*Exercise inputs*.
━━━━━━

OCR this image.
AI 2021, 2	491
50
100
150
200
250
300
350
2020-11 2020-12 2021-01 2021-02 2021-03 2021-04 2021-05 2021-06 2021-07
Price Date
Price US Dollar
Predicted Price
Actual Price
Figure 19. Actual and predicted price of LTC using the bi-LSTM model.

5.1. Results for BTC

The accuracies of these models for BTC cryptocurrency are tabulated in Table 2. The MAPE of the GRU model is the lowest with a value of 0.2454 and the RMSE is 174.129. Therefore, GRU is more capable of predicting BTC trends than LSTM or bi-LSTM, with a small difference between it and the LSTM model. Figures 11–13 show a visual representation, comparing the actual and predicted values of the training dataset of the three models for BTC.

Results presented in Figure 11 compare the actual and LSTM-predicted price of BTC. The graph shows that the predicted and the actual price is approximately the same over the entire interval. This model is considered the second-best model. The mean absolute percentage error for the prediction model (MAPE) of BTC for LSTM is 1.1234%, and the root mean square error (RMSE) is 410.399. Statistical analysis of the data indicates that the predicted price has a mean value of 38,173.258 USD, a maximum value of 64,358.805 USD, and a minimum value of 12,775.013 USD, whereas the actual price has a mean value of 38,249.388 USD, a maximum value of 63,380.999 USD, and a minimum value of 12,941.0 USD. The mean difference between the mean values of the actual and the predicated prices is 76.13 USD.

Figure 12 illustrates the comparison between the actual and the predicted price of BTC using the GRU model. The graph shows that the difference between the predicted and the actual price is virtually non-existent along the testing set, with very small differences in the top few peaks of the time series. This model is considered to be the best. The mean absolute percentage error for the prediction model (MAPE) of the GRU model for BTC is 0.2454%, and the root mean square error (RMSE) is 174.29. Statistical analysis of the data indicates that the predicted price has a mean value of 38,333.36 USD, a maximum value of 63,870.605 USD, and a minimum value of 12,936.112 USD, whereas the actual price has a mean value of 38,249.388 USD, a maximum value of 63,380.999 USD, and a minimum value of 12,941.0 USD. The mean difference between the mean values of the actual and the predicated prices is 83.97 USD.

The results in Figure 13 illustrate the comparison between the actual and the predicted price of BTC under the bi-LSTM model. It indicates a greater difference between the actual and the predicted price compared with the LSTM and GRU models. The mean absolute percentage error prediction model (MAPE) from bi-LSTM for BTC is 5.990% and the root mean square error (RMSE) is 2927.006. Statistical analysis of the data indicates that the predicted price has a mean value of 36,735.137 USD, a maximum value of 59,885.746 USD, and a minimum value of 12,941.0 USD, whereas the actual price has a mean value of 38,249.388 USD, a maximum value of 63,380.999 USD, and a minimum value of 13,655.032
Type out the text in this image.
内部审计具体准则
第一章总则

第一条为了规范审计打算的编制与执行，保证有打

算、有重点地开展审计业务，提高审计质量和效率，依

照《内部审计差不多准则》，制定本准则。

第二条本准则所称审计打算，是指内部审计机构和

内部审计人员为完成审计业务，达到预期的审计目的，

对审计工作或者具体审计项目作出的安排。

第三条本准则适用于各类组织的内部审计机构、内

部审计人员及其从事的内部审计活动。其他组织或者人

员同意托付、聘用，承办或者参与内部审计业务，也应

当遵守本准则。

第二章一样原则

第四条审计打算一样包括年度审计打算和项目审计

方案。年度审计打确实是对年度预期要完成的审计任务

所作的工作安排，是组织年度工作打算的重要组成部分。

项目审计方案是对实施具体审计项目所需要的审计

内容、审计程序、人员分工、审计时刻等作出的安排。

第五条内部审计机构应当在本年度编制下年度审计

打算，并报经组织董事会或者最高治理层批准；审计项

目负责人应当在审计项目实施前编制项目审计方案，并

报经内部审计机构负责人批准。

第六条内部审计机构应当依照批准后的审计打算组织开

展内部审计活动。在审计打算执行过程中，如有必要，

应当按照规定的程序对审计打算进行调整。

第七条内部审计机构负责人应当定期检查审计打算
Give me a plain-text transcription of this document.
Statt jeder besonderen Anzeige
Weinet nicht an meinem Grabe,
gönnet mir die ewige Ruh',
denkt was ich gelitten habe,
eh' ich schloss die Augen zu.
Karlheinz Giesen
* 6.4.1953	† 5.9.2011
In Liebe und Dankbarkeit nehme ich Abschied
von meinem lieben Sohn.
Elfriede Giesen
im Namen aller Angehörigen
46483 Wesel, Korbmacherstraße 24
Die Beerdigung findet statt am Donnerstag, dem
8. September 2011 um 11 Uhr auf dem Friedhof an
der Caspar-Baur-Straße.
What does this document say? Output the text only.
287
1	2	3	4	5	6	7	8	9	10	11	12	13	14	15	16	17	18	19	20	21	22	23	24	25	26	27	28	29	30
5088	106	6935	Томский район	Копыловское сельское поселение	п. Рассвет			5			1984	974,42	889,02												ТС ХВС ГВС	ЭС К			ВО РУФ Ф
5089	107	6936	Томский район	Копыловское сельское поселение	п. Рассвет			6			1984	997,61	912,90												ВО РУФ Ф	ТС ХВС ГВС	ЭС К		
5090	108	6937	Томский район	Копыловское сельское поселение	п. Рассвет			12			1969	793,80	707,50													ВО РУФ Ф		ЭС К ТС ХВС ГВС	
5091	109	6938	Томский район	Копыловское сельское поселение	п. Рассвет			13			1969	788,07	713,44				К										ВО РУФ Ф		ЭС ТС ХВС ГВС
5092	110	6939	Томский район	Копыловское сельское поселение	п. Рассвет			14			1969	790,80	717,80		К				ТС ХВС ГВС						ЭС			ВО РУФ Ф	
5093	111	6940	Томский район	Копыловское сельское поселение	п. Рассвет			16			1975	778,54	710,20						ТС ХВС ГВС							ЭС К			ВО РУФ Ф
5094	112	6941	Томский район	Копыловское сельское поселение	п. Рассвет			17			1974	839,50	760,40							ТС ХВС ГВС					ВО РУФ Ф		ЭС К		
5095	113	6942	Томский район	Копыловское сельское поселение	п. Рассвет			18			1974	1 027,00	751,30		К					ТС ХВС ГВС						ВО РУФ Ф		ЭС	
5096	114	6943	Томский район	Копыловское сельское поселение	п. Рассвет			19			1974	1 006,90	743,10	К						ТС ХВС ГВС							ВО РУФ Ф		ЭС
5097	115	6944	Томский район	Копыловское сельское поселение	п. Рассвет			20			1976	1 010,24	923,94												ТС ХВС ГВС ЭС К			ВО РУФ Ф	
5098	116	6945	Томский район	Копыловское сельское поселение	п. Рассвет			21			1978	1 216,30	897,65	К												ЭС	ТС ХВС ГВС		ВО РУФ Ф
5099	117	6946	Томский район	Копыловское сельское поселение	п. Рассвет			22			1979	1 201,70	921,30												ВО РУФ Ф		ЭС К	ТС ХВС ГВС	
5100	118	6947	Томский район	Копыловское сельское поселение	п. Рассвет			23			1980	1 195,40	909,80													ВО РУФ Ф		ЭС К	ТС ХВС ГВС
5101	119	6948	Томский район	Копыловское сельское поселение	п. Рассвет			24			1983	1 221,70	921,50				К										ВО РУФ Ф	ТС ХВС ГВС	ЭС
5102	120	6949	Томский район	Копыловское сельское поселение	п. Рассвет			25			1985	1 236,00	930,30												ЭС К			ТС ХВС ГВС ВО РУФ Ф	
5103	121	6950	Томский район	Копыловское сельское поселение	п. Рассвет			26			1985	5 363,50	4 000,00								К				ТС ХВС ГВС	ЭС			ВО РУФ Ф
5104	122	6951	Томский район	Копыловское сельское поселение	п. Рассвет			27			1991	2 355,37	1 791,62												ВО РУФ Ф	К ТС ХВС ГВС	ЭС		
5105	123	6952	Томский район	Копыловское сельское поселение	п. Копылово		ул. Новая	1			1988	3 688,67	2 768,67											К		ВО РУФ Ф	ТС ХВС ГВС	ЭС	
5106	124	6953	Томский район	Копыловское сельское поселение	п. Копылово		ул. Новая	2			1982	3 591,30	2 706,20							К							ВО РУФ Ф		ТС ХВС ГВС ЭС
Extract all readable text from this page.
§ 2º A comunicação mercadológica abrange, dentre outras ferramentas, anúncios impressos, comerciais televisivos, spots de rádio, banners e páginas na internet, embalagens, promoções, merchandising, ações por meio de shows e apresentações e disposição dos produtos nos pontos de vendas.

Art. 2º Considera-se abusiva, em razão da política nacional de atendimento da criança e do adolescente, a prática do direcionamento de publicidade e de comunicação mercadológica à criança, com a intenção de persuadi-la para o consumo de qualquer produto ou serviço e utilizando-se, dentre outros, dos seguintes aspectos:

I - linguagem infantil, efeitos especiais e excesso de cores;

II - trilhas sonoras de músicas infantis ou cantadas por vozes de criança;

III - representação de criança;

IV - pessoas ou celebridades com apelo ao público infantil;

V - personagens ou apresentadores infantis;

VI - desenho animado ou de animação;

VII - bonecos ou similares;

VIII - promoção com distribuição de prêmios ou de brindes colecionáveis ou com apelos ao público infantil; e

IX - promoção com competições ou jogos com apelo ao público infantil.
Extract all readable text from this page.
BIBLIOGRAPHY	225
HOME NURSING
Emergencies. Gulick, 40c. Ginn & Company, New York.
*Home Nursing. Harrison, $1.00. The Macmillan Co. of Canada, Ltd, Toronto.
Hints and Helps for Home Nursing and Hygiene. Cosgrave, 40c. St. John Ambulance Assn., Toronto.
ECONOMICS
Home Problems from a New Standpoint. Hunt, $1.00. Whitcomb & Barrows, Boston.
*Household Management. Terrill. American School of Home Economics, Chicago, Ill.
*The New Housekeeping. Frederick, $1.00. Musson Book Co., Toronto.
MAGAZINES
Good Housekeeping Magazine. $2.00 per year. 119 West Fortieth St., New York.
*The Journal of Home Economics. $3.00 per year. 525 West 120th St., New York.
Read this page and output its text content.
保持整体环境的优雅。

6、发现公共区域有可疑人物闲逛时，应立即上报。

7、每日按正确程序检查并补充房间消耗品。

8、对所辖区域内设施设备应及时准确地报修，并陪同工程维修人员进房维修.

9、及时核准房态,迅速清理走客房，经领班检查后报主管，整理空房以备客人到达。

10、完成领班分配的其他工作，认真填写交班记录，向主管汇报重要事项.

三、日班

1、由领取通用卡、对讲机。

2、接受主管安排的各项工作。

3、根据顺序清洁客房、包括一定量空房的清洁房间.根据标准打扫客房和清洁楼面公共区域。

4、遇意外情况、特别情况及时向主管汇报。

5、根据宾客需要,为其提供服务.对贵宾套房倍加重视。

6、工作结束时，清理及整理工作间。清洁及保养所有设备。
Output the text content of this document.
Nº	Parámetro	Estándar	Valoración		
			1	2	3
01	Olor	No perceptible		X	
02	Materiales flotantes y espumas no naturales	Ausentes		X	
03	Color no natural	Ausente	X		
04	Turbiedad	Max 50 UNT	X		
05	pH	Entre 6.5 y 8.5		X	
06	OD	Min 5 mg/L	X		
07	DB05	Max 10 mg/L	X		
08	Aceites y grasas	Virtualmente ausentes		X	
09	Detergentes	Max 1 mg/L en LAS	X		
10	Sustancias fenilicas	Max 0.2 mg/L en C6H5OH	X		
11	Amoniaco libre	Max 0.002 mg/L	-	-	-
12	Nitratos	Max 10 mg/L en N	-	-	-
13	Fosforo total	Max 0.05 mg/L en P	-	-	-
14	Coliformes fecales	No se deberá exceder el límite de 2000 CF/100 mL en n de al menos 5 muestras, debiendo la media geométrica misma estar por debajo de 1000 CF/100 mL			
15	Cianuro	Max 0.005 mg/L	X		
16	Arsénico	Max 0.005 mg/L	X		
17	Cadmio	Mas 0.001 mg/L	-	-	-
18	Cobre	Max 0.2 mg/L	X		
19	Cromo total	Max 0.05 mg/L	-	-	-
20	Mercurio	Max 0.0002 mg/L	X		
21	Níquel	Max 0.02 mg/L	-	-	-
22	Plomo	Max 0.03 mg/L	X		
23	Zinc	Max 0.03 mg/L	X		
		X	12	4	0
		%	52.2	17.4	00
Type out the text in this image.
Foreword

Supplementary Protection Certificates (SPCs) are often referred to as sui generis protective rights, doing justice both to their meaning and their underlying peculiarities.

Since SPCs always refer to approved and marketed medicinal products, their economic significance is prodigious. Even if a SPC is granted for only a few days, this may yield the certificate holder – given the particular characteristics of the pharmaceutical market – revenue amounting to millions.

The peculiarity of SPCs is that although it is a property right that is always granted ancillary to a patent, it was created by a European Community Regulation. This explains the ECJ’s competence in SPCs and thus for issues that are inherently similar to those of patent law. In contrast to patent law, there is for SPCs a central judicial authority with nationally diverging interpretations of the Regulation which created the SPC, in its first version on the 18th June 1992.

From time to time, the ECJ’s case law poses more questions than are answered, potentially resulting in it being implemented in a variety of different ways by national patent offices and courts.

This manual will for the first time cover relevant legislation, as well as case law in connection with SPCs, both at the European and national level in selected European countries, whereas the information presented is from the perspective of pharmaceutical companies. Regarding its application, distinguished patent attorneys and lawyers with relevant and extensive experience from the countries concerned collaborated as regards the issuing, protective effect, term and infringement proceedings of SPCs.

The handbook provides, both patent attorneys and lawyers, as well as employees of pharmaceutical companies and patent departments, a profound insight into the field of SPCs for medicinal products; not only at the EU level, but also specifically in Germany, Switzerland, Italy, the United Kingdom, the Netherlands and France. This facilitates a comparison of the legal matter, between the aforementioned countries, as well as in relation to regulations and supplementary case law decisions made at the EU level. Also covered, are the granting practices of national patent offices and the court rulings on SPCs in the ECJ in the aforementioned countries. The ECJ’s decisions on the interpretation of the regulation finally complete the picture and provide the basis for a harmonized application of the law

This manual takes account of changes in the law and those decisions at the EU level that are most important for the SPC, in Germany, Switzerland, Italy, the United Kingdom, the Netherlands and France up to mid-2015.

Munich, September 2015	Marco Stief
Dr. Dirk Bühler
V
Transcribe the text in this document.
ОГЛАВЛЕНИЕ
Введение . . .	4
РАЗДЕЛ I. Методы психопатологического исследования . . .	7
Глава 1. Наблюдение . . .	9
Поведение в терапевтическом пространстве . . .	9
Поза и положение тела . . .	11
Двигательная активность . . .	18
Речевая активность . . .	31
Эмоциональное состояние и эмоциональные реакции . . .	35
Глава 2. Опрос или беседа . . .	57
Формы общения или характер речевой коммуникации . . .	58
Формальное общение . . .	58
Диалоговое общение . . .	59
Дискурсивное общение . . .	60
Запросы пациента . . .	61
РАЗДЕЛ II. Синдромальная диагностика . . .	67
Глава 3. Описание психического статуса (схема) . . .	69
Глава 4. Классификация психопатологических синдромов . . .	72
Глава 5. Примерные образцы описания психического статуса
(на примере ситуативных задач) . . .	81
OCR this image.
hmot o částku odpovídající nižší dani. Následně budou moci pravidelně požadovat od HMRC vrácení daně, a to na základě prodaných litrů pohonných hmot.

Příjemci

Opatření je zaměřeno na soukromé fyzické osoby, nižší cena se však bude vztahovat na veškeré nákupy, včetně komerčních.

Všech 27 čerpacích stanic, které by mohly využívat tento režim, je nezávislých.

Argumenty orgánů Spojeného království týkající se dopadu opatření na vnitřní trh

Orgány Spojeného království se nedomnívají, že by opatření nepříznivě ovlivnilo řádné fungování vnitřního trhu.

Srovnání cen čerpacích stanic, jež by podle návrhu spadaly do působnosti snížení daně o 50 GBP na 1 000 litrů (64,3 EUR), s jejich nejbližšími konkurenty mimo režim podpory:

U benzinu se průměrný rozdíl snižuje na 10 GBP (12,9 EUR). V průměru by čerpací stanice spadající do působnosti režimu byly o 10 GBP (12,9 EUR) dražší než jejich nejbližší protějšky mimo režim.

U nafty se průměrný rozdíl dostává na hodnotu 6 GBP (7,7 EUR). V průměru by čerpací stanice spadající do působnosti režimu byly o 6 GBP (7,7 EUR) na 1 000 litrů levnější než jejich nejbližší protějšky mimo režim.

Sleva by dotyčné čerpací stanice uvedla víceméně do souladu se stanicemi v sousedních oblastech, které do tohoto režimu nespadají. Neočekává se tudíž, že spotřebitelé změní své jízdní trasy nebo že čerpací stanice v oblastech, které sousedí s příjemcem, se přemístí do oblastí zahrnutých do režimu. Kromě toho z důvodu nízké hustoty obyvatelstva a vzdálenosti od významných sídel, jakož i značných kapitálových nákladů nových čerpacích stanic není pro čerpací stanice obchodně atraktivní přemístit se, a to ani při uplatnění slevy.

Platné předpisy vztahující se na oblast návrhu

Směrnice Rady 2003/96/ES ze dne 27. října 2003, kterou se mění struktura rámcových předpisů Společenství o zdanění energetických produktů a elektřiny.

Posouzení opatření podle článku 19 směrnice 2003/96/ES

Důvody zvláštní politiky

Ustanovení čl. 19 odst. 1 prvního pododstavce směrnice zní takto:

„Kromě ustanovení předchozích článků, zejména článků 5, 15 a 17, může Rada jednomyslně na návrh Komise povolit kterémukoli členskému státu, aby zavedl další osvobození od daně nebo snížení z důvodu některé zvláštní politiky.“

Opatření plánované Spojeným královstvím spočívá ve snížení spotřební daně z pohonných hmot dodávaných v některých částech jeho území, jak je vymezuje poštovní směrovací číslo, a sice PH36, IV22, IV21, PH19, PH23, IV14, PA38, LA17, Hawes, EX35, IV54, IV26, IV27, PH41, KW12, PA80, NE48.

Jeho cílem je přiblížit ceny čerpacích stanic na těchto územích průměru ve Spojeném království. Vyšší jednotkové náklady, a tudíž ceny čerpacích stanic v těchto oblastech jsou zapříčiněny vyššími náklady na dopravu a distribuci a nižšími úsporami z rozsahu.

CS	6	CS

━━━━━━

*Aim of the exercise*.
Check each line in the listing above for the string "small", then report how many lines contain it, with no other text.

*Final answer*.
2